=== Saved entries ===
----------------

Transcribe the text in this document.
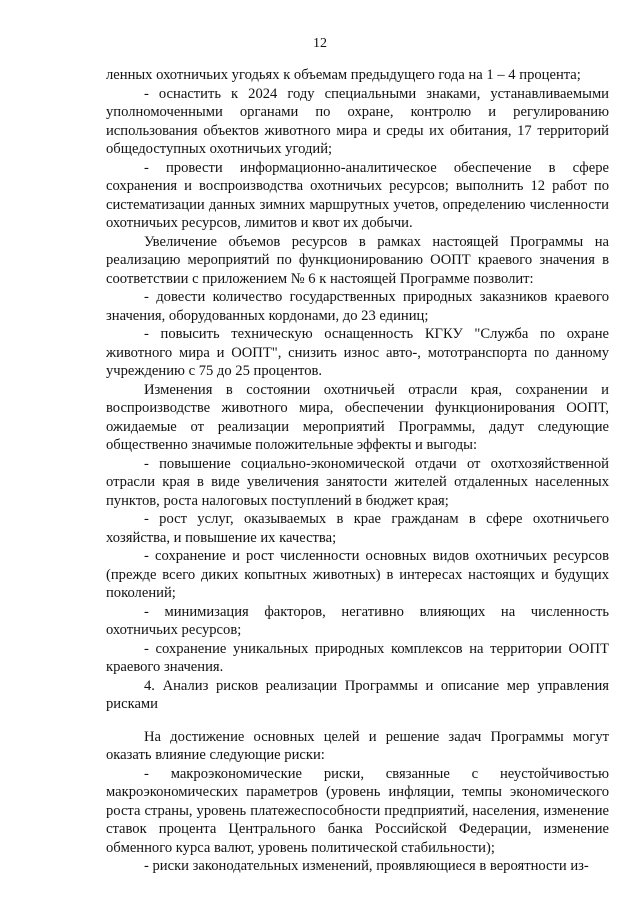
12

ленных охотничьих угодьях к объемам предыдущего года на 1 – 4 процента;

- оснастить к 2024 году специальными знаками, устанавливаемыми уполномоченными органами по охране, контролю и регулированию использования объектов животного мира и среды их обитания, 17 территорий общедоступных охотничьих угодий;

- провести информационно-аналитическое обеспечение в сфере сохранения и воспроизводства охотничьих ресурсов; выполнить 12 работ по систематизации данных зимних маршрутных учетов, определению численности охотничьих ресурсов, лимитов и квот их добычи.

Увеличение объемов ресурсов в рамках настоящей Программы на реализацию мероприятий по функционированию ООПТ краевого значения в соответствии с приложением № 6 к настоящей Программе позволит:

- довести количество государственных природных заказников краевого значения, оборудованных кордонами, до 23 единиц;

- повысить техническую оснащенность КГКУ "Служба по охране животного мира и ООПТ", снизить износ авто-, мототранспорта по данному учреждению с 75 до 25 процентов.

Изменения в состоянии охотничьей отрасли края, сохранении и воспроизводстве животного мира, обеспечении функционирования ООПТ, ожидаемые от реализации мероприятий Программы, дадут следующие общественно значимые положительные эффекты и выгоды:

- повышение социально-экономической отдачи от охотхозяйственной отрасли края в виде увеличения занятости жителей отдаленных населенных пунктов, роста налоговых поступлений в бюджет края;

- рост услуг, оказываемых в крае гражданам в сфере охотничьего хозяйства, и повышение их качества;

- сохранение и рост численности основных видов охотничьих ресурсов (прежде всего диких копытных животных) в интересах настоящих и будущих поколений;

- минимизация факторов, негативно влияющих на численность охотничьих ресурсов;

- сохранение уникальных природных комплексов на территории ООПТ краевого значения.

4. Анализ рисков реализации Программы и описание мер управления рисками

На достижение основных целей и решение задач Программы могут оказать влияние следующие риски:

- макроэкономические риски, связанные с неустойчивостью макроэкономических параметров (уровень инфляции, темпы экономического роста страны, уровень платежеспособности предприятий, населения, изменение ставок процента Центрального банка Российской Федерации, изменение обменного курса валют, уровень политической стабильности);

- риски законодательных изменений, проявляющиеся в вероятности из-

----------------

=== Objective ===
Leave out the pictures, and give all the records again exactly.

=== Full answer ===
Transcribe the text in this document.
12

ленных охотничьих угодьях к объемам предыдущего года на 1 – 4 процента;

- оснастить к 2024 году специальными знаками, устанавливаемыми уполномоченными органами по охране, контролю и регулированию использования объектов животного мира и среды их обитания, 17 территорий общедоступных охотничьих угодий;

- провести информационно-аналитическое обеспечение в сфере сохранения и воспроизводства охотничьих ресурсов; выполнить 12 работ по систематизации данных зимних маршрутных учетов, определению численности охотничьих ресурсов, лимитов и квот их добычи.

Увеличение объемов ресурсов в рамках настоящей Программы на реализацию мероприятий по функционированию ООПТ краевого значения в соответствии с приложением № 6 к настоящей Программе позволит:

- довести количество государственных природных заказников краевого значения, оборудованных кордонами, до 23 единиц;

- повысить техническую оснащенность КГКУ "Служба по охране животного мира и ООПТ", снизить износ авто-, мототранспорта по данному учреждению с 75 до 25 процентов.

Изменения в состоянии охотничьей отрасли края, сохранении и воспроизводстве животного мира, обеспечении функционирования ООПТ, ожидаемые от реализации мероприятий Программы, дадут следующие общественно значимые положительные эффекты и выгоды:

- повышение социально-экономической отдачи от охотхозяйственной отрасли края в виде увеличения занятости жителей отдаленных населенных пунктов, роста налоговых поступлений в бюджет края;

- рост услуг, оказываемых в крае гражданам в сфере охотничьего хозяйства, и повышение их качества;

- сохранение и рост численности основных видов охотничьих ресурсов (прежде всего диких копытных животных) в интересах настоящих и будущих поколений;

- минимизация факторов, негативно влияющих на численность охотничьих ресурсов;

- сохранение уникальных природных комплексов на территории ООПТ краевого значения.

4. Анализ рисков реализации Программы и описание мер управления рисками

На достижение основных целей и решение задач Программы могут оказать влияние следующие риски:

- макроэкономические риски, связанные с неустойчивостью макроэкономических параметров (уровень инфляции, темпы экономического роста страны, уровень платежеспособности предприятий, населения, изменение ставок процента Центрального банка Российской Федерации, изменение обменного курса валют, уровень политической стабильности);

- риски законодательных изменений, проявляющиеся в вероятности из-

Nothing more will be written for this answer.